>> START

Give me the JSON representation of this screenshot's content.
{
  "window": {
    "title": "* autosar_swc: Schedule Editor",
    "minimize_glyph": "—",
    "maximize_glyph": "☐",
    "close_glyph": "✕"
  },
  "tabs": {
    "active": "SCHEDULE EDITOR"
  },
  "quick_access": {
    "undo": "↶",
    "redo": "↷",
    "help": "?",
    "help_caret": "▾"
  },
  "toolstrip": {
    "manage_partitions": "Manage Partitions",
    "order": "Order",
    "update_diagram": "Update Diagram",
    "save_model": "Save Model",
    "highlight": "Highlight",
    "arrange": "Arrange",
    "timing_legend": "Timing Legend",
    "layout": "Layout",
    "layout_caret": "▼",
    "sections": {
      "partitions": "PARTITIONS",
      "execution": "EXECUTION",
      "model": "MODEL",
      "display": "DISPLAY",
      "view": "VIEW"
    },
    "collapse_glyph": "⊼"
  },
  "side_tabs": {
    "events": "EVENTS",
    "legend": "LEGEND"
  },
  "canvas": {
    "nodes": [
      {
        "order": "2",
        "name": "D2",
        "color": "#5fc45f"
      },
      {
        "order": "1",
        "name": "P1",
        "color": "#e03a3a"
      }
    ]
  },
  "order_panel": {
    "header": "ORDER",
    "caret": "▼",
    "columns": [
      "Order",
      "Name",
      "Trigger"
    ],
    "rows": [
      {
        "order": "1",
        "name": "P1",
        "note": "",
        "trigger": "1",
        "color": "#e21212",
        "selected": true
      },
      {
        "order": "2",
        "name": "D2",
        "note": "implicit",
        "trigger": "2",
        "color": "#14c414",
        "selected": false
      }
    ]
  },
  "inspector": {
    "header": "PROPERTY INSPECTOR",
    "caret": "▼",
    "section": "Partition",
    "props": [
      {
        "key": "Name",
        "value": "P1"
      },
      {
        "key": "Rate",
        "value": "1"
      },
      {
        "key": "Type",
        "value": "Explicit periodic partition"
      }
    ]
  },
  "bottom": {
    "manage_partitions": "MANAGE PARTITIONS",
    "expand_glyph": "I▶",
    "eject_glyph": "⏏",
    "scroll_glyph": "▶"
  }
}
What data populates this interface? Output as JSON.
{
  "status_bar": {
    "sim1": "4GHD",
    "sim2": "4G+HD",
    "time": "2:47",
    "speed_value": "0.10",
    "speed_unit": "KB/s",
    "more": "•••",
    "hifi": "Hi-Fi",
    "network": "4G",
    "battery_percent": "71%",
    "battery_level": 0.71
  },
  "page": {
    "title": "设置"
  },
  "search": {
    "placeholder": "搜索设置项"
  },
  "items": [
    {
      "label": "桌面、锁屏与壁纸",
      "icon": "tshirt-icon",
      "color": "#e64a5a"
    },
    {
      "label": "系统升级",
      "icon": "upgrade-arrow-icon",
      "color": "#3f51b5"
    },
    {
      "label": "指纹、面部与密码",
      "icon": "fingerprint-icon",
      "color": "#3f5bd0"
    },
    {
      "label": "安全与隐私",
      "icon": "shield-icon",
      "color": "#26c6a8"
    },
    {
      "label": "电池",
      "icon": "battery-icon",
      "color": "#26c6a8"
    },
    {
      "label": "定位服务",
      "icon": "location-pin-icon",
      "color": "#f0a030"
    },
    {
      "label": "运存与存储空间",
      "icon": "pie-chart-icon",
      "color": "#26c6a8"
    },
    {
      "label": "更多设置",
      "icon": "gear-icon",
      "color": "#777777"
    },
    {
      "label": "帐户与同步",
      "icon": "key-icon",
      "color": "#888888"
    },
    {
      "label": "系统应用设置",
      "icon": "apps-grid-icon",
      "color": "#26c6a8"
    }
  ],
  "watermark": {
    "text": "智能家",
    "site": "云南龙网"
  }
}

>> END

◆ **The task**:
Scan the material above. Return every line containing the string "label".

◆ **Right answer**:
      "label": "桌面、锁屏与壁纸",
      "label": "系统升级",
      "label": "指纹、面部与密码",
      "label": "安全与隐私",
      "label": "电池",
      "label": "定位服务",
      "label": "运存与存储空间",
      "label": "更多设置",
      "label": "帐户与同步",
      "label": "系统应用设置",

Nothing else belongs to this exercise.